#### [Document passage]
**********

Cowen and Company, LLC is acting as the sole managing underwriter for the offering.

A shelf registration statement on Form S-3 relating to the public offering of the shares of common stock described above was filed with the Securities and Exchange Commission (SEC) on August 11, 2014 and declared effective by the SEC on August 20, 2014. The offering is being made only by means of a written prospectus and prospectus supplement that form a part of the registration statement. A preliminary prospectus supplement relating to and describing the terms of the offering will be filed with the SEC and will be available on the SEC’s web site at www.sec.gov. When available, copies of the preliminary prospectus supplement relating to these securities may also be obtained by sending a request to: Cowen and Company, LLC, c/o Broadridge Financial Services, 1155 Long Island Avenue, Edgewood, NY, 11717, Attn: Prospectus Department, or by calling (631) 274-2806.


This press release does not constitute an offer to sell or the solicitation of an offer to buy any of these securities, nor will there be any sale of these securities in any state or other jurisdiction in which such offer, solicitation or sale is not permitted.

About Alimera Sciences, Inc.

**********

#### [Raw data]
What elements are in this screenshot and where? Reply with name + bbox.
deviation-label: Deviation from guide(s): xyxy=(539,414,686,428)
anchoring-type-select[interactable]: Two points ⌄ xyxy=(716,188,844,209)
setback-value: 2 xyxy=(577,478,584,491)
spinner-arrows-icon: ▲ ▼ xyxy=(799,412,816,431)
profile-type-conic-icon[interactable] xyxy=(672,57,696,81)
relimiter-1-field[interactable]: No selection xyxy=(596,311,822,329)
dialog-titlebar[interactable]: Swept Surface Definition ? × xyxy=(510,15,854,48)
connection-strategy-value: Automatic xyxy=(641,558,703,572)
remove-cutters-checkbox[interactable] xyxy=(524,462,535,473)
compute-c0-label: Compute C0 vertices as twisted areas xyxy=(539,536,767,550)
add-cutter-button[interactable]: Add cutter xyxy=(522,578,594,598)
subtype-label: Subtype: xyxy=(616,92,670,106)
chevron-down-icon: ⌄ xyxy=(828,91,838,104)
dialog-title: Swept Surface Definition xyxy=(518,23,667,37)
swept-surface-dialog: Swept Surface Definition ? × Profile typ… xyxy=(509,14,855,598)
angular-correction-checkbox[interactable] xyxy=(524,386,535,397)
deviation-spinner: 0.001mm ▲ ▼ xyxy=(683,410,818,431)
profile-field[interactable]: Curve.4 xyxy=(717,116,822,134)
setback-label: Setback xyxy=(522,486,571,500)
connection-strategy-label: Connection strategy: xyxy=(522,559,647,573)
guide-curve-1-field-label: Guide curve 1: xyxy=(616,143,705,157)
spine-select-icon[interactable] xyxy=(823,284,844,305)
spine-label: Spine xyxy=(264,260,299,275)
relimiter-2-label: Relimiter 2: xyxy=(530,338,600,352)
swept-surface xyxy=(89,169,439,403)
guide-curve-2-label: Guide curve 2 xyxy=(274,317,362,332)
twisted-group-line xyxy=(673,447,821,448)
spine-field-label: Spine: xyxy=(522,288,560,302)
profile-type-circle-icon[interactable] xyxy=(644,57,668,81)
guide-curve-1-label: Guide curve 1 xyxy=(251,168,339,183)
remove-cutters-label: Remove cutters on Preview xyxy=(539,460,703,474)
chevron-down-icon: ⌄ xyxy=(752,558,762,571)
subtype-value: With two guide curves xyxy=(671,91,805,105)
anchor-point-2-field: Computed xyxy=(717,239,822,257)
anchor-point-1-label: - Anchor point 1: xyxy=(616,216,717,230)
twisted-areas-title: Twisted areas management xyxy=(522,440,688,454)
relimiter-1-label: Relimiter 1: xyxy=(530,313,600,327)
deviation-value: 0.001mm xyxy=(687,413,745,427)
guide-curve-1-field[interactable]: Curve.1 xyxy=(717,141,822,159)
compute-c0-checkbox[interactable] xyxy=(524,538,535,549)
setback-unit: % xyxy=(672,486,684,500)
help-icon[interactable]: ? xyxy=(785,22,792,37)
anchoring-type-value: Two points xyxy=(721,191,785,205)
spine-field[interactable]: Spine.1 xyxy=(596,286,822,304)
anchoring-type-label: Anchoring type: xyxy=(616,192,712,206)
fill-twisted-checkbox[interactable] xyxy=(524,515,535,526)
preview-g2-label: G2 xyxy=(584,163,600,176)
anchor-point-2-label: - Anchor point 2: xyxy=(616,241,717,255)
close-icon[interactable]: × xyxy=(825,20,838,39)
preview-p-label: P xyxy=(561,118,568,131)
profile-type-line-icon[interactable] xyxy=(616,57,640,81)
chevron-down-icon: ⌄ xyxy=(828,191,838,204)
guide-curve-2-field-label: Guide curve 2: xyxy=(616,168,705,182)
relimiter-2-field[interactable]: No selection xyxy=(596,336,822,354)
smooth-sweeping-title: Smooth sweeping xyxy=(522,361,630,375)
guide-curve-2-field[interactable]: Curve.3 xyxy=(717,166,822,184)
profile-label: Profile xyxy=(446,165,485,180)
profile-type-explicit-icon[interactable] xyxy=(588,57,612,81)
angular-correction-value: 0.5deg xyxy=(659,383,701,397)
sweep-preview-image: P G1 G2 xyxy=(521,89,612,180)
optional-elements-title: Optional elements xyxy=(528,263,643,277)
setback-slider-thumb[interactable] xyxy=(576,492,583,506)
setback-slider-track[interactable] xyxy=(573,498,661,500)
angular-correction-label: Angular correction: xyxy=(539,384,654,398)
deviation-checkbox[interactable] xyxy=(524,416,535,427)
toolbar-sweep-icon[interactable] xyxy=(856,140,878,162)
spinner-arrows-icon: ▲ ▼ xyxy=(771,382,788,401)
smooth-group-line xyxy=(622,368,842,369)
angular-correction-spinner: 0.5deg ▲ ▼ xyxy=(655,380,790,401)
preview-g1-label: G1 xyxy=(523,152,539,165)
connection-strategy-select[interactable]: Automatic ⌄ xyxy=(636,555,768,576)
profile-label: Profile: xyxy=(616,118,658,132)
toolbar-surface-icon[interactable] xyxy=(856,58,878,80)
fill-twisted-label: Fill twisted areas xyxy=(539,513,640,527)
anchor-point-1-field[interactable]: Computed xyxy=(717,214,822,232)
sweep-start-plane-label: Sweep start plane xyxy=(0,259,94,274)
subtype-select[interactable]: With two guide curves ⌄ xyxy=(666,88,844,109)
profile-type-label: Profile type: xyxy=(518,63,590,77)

**********

#### [Exercise]
Write out the press release from "This press release" up to and including "is not permitted.". The material plays no part in what is required here.

#### [Written answer]
This press release does not constitute an offer to sell or the solicitation of an offer to buy any of these securities, nor will there be any sale of these securities in any state or other jurisdiction in which such offer, solicitation or sale is not permitted.